Set exercise. Would you pull out every line of the material that contains the string "OneDrive"?

· · ·

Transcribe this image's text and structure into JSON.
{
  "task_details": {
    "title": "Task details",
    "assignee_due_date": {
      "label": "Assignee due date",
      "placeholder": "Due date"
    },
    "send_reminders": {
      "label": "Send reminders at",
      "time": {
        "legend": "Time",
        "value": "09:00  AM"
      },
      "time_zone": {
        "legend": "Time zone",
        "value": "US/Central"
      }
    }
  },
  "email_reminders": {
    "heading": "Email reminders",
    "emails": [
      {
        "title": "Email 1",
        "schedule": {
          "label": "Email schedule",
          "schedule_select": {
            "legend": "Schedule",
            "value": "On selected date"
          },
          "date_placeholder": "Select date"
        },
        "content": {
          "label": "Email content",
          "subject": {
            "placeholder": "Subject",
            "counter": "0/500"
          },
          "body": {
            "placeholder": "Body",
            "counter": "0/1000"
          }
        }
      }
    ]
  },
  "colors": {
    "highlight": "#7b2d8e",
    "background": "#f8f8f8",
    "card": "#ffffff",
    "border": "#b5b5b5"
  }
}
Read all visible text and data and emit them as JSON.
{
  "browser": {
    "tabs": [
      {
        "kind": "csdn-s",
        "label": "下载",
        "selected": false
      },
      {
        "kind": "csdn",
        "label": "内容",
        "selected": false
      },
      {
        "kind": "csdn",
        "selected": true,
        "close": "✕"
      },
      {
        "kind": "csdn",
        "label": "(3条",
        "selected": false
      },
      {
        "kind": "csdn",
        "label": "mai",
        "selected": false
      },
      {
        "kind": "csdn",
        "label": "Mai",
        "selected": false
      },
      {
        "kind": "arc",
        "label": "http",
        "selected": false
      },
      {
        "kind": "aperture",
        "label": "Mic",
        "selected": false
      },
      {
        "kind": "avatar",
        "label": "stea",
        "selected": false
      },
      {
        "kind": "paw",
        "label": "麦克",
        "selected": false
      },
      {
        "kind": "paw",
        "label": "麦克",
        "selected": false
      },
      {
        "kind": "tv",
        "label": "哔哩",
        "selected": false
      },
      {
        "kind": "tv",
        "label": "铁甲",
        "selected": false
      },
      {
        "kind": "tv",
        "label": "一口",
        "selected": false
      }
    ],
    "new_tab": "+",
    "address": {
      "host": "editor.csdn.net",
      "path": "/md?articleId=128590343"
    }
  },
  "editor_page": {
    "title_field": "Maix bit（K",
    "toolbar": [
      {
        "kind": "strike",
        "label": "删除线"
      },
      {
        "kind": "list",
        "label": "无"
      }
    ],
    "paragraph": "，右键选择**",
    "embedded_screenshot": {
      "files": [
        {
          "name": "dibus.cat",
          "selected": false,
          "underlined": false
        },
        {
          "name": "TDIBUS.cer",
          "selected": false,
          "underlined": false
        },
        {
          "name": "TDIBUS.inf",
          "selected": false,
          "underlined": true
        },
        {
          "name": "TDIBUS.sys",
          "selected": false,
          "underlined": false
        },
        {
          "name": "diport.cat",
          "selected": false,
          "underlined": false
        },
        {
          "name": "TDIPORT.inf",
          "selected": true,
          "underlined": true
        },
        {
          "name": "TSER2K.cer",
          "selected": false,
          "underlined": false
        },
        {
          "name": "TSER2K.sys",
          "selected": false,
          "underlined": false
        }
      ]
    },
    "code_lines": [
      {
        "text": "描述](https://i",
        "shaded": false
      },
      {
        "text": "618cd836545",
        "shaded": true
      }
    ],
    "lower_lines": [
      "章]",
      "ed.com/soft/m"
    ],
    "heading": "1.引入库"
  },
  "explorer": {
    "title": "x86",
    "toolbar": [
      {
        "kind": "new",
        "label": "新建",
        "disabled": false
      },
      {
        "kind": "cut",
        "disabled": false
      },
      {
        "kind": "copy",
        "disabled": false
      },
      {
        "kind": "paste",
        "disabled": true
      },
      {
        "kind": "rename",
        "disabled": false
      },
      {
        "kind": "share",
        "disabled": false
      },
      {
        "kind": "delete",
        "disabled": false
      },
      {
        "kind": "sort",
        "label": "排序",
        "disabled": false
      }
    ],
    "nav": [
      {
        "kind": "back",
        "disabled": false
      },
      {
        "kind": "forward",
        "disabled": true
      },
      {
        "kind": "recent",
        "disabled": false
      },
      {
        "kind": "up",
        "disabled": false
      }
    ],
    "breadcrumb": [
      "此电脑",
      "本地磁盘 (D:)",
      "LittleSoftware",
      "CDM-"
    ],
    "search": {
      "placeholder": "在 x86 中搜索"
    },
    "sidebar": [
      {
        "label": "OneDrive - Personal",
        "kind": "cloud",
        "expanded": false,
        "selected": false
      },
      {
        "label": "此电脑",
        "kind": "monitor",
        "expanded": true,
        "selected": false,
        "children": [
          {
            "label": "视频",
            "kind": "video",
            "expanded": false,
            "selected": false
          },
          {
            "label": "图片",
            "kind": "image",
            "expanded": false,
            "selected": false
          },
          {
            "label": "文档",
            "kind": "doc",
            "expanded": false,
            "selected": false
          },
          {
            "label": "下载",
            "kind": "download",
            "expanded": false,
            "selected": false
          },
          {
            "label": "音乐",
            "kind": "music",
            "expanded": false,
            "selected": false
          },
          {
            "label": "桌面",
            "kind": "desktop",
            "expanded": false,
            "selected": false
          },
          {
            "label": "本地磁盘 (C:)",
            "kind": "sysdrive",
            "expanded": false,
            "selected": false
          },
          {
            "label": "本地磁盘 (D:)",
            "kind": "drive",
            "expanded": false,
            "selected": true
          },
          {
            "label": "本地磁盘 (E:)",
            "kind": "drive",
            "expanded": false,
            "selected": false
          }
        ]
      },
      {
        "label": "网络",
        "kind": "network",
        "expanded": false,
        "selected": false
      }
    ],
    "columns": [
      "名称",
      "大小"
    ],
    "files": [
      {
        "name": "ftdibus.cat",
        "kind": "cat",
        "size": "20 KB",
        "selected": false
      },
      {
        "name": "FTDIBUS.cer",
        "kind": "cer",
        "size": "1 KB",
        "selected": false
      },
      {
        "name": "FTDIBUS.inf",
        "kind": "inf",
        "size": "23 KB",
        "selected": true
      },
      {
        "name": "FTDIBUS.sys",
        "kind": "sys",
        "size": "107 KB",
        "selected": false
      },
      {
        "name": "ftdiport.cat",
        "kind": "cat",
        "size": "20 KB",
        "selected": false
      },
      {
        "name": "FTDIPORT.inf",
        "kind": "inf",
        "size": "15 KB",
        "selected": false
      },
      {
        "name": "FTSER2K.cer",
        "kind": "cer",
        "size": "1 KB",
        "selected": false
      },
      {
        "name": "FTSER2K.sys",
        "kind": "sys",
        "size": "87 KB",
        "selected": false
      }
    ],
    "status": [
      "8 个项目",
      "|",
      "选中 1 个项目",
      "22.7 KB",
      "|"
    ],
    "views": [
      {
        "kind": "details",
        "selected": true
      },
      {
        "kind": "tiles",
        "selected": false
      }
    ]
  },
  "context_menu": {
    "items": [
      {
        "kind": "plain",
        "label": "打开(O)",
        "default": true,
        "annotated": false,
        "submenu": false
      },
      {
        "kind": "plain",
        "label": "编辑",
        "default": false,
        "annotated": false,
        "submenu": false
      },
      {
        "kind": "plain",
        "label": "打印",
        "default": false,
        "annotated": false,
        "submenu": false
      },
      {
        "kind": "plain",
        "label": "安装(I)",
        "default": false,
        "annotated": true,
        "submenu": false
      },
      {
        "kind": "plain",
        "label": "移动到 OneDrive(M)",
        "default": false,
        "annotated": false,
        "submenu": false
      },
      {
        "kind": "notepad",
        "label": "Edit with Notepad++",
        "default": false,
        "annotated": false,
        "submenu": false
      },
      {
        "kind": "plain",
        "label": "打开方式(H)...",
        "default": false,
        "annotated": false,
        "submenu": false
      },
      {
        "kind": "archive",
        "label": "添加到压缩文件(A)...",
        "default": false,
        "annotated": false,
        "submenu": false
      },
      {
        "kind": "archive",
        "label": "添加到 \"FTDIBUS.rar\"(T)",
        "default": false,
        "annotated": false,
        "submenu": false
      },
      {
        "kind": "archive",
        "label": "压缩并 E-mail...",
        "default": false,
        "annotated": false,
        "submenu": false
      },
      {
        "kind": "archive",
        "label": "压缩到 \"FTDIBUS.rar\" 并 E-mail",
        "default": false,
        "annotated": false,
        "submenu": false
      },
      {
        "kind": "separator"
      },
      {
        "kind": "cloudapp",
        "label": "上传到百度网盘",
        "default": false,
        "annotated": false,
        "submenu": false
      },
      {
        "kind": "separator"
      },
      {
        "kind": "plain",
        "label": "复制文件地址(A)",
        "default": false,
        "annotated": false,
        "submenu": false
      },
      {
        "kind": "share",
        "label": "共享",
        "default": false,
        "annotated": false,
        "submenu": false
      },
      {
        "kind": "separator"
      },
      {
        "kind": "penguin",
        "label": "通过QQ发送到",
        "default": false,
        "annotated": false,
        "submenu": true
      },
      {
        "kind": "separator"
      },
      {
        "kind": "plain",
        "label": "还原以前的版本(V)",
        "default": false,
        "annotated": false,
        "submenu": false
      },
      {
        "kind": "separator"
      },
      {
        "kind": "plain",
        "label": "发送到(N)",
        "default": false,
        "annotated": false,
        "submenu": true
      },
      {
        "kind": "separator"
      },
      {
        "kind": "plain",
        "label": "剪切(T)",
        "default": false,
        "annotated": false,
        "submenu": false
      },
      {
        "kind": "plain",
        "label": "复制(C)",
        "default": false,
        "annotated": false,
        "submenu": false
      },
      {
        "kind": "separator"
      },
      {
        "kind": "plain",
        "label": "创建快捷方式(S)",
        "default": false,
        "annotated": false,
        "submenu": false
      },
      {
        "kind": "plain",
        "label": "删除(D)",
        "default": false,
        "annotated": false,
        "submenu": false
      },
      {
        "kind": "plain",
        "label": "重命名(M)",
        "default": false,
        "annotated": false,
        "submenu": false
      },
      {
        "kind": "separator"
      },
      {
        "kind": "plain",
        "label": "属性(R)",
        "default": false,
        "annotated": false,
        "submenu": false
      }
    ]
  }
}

· · ·

Answer to this problem.
        "label": "OneDrive - Personal",
        "label": "移动到 OneDrive(M)",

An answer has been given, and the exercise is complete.